MATERIAL PROVIDED:

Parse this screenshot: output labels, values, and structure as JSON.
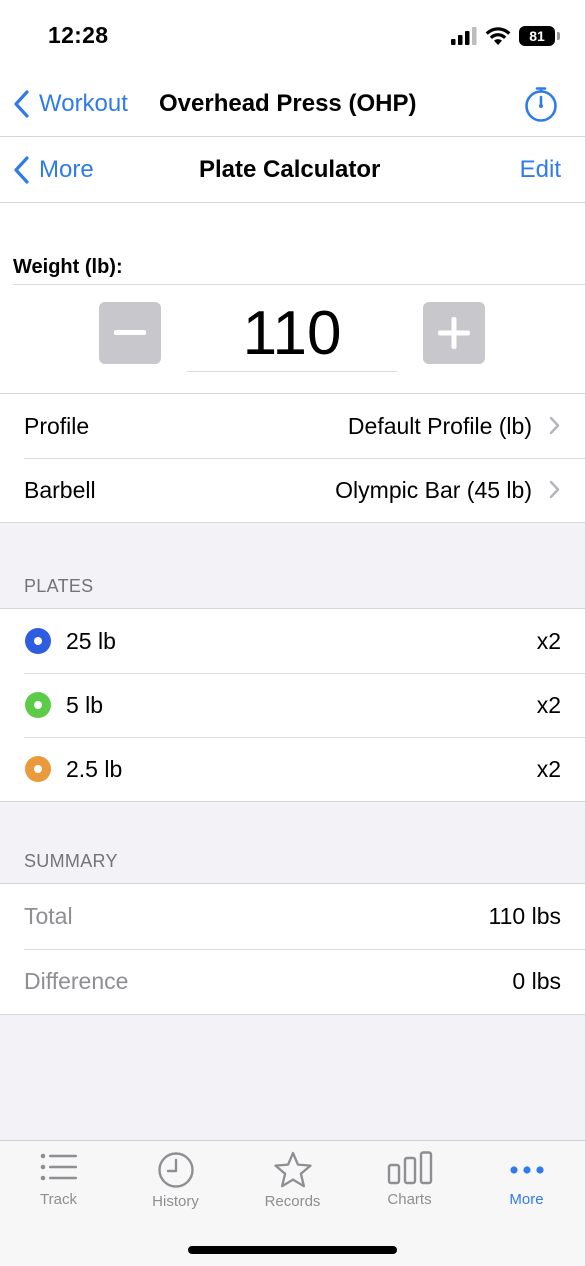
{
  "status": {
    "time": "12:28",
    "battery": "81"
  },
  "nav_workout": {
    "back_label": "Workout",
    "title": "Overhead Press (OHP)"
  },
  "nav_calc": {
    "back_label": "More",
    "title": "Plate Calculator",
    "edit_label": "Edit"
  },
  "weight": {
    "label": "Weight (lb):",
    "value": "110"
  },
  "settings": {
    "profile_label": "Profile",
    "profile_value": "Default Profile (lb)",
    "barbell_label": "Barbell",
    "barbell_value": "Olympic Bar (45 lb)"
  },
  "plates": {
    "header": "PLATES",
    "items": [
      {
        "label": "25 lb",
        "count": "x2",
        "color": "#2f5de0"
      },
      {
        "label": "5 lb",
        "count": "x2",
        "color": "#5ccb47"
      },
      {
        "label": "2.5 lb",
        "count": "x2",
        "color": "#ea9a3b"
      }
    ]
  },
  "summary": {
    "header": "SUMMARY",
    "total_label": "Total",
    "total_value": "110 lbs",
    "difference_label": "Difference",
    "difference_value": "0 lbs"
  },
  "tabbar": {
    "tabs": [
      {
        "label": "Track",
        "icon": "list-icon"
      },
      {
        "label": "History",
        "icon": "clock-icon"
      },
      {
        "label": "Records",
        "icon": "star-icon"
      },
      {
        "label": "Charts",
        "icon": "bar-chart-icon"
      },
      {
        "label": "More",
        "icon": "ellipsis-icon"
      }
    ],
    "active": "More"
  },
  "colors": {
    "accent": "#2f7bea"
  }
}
---
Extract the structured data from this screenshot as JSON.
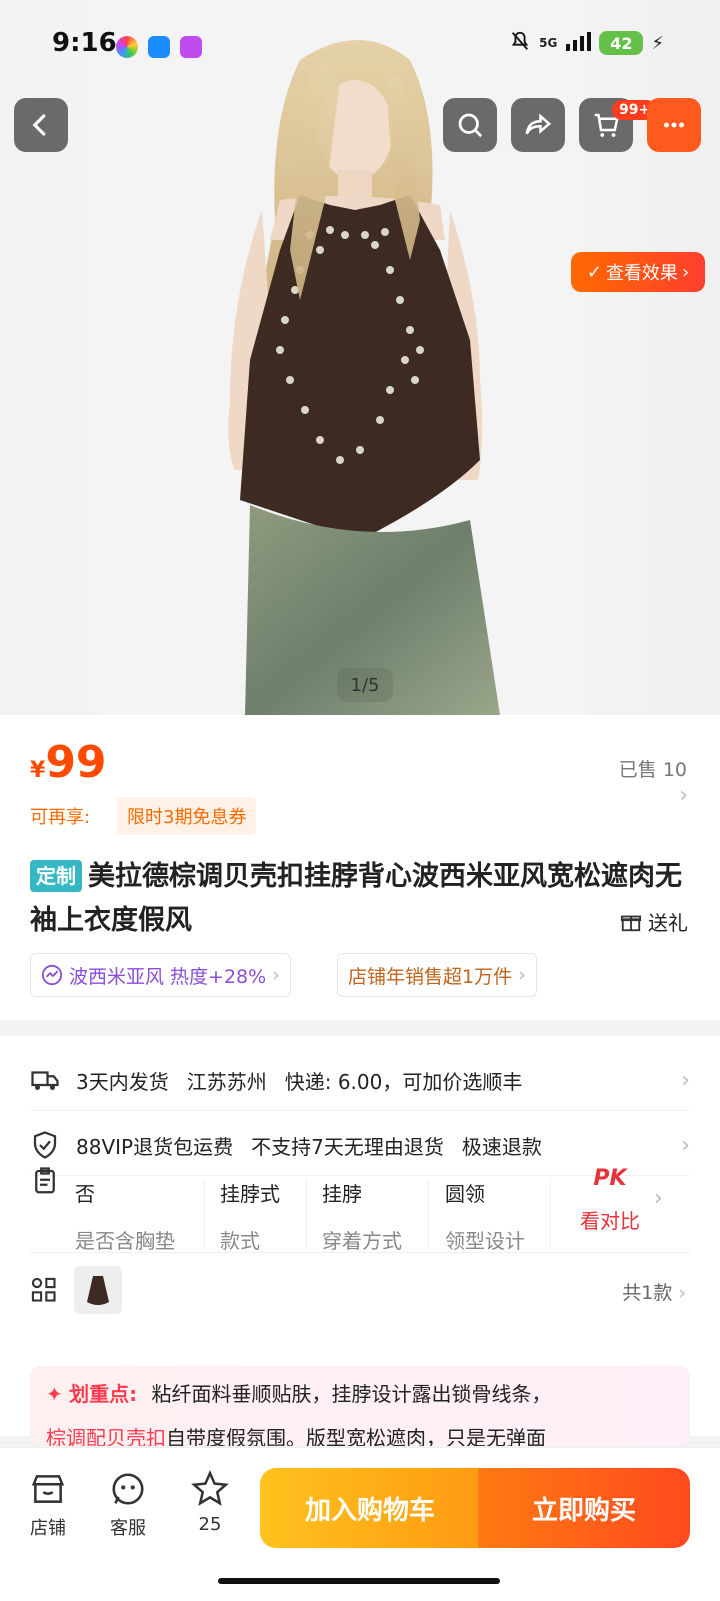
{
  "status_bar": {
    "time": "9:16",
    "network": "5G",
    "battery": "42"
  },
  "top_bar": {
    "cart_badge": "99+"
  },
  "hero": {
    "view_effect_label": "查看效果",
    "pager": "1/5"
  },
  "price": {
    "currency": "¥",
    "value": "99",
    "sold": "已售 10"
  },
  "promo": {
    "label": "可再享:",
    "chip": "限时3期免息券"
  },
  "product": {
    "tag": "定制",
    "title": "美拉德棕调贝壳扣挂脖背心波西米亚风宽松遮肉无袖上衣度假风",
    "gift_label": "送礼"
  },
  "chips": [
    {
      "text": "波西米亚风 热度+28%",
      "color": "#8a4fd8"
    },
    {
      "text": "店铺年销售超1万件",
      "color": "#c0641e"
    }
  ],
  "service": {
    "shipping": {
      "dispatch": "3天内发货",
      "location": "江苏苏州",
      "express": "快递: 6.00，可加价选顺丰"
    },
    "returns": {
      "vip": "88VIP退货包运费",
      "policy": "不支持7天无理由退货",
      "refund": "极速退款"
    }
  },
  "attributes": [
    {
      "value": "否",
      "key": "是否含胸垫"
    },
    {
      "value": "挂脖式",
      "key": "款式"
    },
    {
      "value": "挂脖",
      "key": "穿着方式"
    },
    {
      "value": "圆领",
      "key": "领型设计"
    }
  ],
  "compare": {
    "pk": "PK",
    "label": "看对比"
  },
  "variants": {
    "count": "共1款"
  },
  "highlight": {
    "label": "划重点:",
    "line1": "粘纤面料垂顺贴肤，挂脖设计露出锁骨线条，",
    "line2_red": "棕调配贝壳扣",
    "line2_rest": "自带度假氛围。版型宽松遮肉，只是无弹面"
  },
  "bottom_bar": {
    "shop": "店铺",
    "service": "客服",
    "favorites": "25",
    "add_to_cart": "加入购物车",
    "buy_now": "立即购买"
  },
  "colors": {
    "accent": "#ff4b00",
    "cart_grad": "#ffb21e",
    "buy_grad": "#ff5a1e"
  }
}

SHORT PROBLEM:
Establish how many lines of the material above hold the word "screenshot". Nothing but the count should be returned.

RESPONSE TO THIS EXERCISE:
2